Will you write out all the entries below exactly?

### Data supplied
◆ ◆ ◆

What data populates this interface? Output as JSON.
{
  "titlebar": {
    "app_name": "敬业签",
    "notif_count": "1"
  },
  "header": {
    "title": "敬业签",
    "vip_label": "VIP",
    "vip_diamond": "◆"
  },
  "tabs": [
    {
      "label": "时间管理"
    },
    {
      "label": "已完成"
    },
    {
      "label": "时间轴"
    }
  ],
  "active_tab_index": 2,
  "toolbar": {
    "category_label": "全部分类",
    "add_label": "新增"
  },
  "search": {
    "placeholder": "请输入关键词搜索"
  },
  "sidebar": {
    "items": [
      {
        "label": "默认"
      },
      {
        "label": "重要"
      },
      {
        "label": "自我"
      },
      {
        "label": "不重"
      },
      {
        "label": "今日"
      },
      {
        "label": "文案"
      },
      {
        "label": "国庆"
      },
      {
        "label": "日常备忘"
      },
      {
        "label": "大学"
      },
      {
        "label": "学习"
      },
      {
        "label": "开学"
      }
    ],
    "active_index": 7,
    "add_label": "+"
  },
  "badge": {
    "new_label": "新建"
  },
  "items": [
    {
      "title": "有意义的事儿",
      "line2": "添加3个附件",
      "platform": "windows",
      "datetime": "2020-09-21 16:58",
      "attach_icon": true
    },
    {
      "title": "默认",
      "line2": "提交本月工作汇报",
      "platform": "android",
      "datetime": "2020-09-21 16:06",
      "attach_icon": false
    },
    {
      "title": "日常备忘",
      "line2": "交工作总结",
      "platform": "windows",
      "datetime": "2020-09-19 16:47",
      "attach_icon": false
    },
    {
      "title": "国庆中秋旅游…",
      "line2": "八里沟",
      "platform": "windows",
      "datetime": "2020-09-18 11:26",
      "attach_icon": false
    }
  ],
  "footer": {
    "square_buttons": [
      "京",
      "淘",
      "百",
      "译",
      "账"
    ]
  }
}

◆ ◆ ◆

### Finished answer
What data populates this interface? Output as JSON.
{
  "titlebar": {
    "app_name": "敬业签",
    "notif_count": "1"
  },
  "header": {
    "title": "敬业签",
    "vip_label": "VIP",
    "vip_diamond": "◆"
  },
  "tabs": [
    {
      "label": "时间管理"
    },
    {
      "label": "已完成"
    },
    {
      "label": "时间轴"
    }
  ],
  "active_tab_index": 2,
  "toolbar": {
    "category_label": "全部分类",
    "add_label": "新增"
  },
  "search": {
    "placeholder": "请输入关键词搜索"
  },
  "sidebar": {
    "items": [
      {
        "label": "默认"
      },
      {
        "label": "重要"
      },
      {
        "label": "自我"
      },
      {
        "label": "不重"
      },
      {
        "label": "今日"
      },
      {
        "label": "文案"
      },
      {
        "label": "国庆"
      },
      {
        "label": "日常备忘"
      },
      {
        "label": "大学"
      },
      {
        "label": "学习"
      },
      {
        "label": "开学"
      }
    ],
    "active_index": 7,
    "add_label": "+"
  },
  "badge": {
    "new_label": "新建"
  },
  "items": [
    {
      "title": "有意义的事儿",
      "line2": "添加3个附件",
      "platform": "windows",
      "datetime": "2020-09-21 16:58",
      "attach_icon": true
    },
    {
      "title": "默认",
      "line2": "提交本月工作汇报",
      "platform": "android",
      "datetime": "2020-09-21 16:06",
      "attach_icon": false
    },
    {
      "title": "日常备忘",
      "line2": "交工作总结",
      "platform": "windows",
      "datetime": "2020-09-19 16:47",
      "attach_icon": false
    },
    {
      "title": "国庆中秋旅游…",
      "line2": "八里沟",
      "platform": "windows",
      "datetime": "2020-09-18 11:26",
      "attach_icon": false
    }
  ],
  "footer": {
    "square_buttons": [
      "京",
      "淘",
      "百",
      "译",
      "账"
    ]
  }
}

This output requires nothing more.